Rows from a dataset

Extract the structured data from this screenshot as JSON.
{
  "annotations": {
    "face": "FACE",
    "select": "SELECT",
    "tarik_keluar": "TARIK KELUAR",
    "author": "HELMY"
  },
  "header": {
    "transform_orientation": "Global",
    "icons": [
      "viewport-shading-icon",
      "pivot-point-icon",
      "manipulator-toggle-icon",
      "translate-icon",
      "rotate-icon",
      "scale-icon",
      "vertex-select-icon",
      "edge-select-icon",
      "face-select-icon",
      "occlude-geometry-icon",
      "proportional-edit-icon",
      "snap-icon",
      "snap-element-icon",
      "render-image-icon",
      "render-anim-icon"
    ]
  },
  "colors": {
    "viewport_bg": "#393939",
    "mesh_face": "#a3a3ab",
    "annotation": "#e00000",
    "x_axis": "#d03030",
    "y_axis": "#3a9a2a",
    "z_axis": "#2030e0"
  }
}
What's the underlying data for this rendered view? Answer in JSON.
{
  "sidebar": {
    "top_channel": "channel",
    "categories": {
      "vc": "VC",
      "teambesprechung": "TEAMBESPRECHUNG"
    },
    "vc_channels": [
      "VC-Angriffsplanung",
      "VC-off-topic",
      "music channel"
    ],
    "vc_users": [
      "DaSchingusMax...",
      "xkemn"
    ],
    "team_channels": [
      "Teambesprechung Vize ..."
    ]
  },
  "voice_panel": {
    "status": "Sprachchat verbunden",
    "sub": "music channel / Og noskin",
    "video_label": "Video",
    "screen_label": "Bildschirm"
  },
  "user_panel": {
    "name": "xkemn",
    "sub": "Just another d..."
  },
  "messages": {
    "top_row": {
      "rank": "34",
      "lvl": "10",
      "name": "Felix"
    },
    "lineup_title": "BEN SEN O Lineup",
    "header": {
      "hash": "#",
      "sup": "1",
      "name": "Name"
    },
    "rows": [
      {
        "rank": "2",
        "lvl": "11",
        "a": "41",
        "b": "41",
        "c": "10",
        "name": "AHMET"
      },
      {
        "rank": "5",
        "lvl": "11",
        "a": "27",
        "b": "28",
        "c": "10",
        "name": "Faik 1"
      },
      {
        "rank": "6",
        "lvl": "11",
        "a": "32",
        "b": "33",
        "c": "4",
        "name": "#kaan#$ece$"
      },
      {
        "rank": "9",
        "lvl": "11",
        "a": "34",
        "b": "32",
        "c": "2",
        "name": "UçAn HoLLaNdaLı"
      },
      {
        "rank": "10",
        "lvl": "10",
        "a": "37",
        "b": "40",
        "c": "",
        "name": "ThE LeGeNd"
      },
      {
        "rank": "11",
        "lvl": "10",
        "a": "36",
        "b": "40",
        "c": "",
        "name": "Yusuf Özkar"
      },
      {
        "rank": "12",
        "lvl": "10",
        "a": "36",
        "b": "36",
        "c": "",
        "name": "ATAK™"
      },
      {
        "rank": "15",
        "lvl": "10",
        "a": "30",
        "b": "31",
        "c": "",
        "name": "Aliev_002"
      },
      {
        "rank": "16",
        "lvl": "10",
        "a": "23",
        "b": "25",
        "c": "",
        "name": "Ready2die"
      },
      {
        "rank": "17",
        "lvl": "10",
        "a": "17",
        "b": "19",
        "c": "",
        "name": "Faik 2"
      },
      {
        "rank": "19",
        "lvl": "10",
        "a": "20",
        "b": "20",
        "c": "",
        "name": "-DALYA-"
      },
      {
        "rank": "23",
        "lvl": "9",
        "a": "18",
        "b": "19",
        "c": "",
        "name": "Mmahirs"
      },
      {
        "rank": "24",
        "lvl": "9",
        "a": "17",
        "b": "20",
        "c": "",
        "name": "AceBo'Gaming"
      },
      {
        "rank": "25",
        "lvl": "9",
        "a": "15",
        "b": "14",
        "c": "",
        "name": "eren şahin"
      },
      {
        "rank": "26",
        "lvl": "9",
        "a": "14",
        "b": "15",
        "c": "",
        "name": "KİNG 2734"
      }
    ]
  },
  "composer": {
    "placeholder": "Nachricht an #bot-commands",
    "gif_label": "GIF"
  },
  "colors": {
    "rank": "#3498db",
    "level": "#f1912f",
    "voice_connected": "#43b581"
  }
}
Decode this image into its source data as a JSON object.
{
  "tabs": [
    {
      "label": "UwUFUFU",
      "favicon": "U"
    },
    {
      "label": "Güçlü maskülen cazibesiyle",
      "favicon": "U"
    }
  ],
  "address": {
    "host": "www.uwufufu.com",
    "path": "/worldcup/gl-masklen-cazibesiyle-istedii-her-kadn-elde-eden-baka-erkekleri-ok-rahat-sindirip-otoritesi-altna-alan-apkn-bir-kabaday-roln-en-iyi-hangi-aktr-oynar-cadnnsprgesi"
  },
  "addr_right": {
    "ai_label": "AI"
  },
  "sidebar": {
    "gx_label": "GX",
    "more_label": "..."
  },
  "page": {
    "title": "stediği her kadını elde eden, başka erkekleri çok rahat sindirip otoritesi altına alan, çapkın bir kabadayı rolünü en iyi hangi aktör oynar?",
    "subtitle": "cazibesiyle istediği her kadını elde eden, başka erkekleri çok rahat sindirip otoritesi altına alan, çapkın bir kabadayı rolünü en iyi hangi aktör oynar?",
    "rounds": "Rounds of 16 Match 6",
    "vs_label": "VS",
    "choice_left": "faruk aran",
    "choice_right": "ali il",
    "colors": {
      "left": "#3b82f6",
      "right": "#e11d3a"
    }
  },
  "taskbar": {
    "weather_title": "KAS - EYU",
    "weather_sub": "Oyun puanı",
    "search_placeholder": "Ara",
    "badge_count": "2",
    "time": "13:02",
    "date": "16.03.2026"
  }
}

WHAT NEEDS TO BE DONE:
Please reproduce each line exactly as written.

CORRECT RESPONSE:
Extract the structured data from this screenshot as JSON.
{
  "annotations": {
    "face": "FACE",
    "select": "SELECT",
    "tarik_keluar": "TARIK KELUAR",
    "author": "HELMY"
  },
  "header": {
    "transform_orientation": "Global",
    "icons": [
      "viewport-shading-icon",
      "pivot-point-icon",
      "manipulator-toggle-icon",
      "translate-icon",
      "rotate-icon",
      "scale-icon",
      "vertex-select-icon",
      "edge-select-icon",
      "face-select-icon",
      "occlude-geometry-icon",
      "proportional-edit-icon",
      "snap-icon",
      "snap-element-icon",
      "render-image-icon",
      "render-anim-icon"
    ]
  },
  "colors": {
    "viewport_bg": "#393939",
    "mesh_face": "#a3a3ab",
    "annotation": "#e00000",
    "x_axis": "#d03030",
    "y_axis": "#3a9a2a",
    "z_axis": "#2030e0"
  }
}
What's the underlying data for this rendered view? Answer in JSON.
{
  "sidebar": {
    "top_channel": "channel",
    "categories": {
      "vc": "VC",
      "teambesprechung": "TEAMBESPRECHUNG"
    },
    "vc_channels": [
      "VC-Angriffsplanung",
      "VC-off-topic",
      "music channel"
    ],
    "vc_users": [
      "DaSchingusMax...",
      "xkemn"
    ],
    "team_channels": [
      "Teambesprechung Vize ..."
    ]
  },
  "voice_panel": {
    "status": "Sprachchat verbunden",
    "sub": "music channel / Og noskin",
    "video_label": "Video",
    "screen_label": "Bildschirm"
  },
  "user_panel": {
    "name": "xkemn",
    "sub": "Just another d..."
  },
  "messages": {
    "top_row": {
      "rank": "34",
      "lvl": "10",
      "name": "Felix"
    },
    "lineup_title": "BEN SEN O Lineup",
    "header": {
      "hash": "#",
      "sup": "1",
      "name": "Name"
    },
    "rows": [
      {
        "rank": "2",
        "lvl": "11",
        "a": "41",
        "b": "41",
        "c": "10",
        "name": "AHMET"
      },
      {
        "rank": "5",
        "lvl": "11",
        "a": "27",
        "b": "28",
        "c": "10",
        "name": "Faik 1"
      },
      {
        "rank": "6",
        "lvl": "11",
        "a": "32",
        "b": "33",
        "c": "4",
        "name": "#kaan#$ece$"
      },
      {
        "rank": "9",
        "lvl": "11",
        "a": "34",
        "b": "32",
        "c": "2",
        "name": "UçAn HoLLaNdaLı"
      },
      {
        "rank": "10",
        "lvl": "10",
        "a": "37",
        "b": "40",
        "c": "",
        "name": "ThE LeGeNd"
      },
      {
        "rank": "11",
        "lvl": "10",
        "a": "36",
        "b": "40",
        "c": "",
        "name": "Yusuf Özkar"
      },
      {
        "rank": "12",
        "lvl": "10",
        "a": "36",
        "b": "36",
        "c": "",
        "name": "ATAK™"
      },
      {
        "rank": "15",
        "lvl": "10",
        "a": "30",
        "b": "31",
        "c": "",
        "name": "Aliev_002"
      },
      {
        "rank": "16",
        "lvl": "10",
        "a": "23",
        "b": "25",
        "c": "",
        "name": "Ready2die"
      },
      {
        "rank": "17",
        "lvl": "10",
        "a": "17",
        "b": "19",
        "c": "",
        "name": "Faik 2"
      },
      {
        "rank": "19",
        "lvl": "10",
        "a": "20",
        "b": "20",
        "c": "",
        "name": "-DALYA-"
      },
      {
        "rank": "23",
        "lvl": "9",
        "a": "18",
        "b": "19",
        "c": "",
        "name": "Mmahirs"
      },
      {
        "rank": "24",
        "lvl": "9",
        "a": "17",
        "b": "20",
        "c": "",
        "name": "AceBo'Gaming"
      },
      {
        "rank": "25",
        "lvl": "9",
        "a": "15",
        "b": "14",
        "c": "",
        "name": "eren şahin"
      },
      {
        "rank": "26",
        "lvl": "9",
        "a": "14",
        "b": "15",
        "c": "",
        "name": "KİNG 2734"
      }
    ]
  },
  "composer": {
    "placeholder": "Nachricht an #bot-commands",
    "gif_label": "GIF"
  },
  "colors": {
    "rank": "#3498db",
    "level": "#f1912f",
    "voice_connected": "#43b581"
  }
}
Decode this image into its source data as a JSON object.
{
  "tabs": [
    {
      "label": "UwUFUFU",
      "favicon": "U"
    },
    {
      "label": "Güçlü maskülen cazibesiyle",
      "favicon": "U"
    }
  ],
  "address": {
    "host": "www.uwufufu.com",
    "path": "/worldcup/gl-masklen-cazibesiyle-istedii-her-kadn-elde-eden-baka-erkekleri-ok-rahat-sindirip-otoritesi-altna-alan-apkn-bir-kabaday-roln-en-iyi-hangi-aktr-oynar-cadnnsprgesi"
  },
  "addr_right": {
    "ai_label": "AI"
  },
  "sidebar": {
    "gx_label": "GX",
    "more_label": "..."
  },
  "page": {
    "title": "stediği her kadını elde eden, başka erkekleri çok rahat sindirip otoritesi altına alan, çapkın bir kabadayı rolünü en iyi hangi aktör oynar?",
    "subtitle": "cazibesiyle istediği her kadını elde eden, başka erkekleri çok rahat sindirip otoritesi altına alan, çapkın bir kabadayı rolünü en iyi hangi aktör oynar?",
    "rounds": "Rounds of 16 Match 6",
    "vs_label": "VS",
    "choice_left": "faruk aran",
    "choice_right": "ali il",
    "colors": {
      "left": "#3b82f6",
      "right": "#e11d3a"
    }
  },
  "taskbar": {
    "weather_title": "KAS - EYU",
    "weather_sub": "Oyun puanı",
    "search_placeholder": "Ara",
    "badge_count": "2",
    "time": "13:02",
    "date": "16.03.2026"
  }
}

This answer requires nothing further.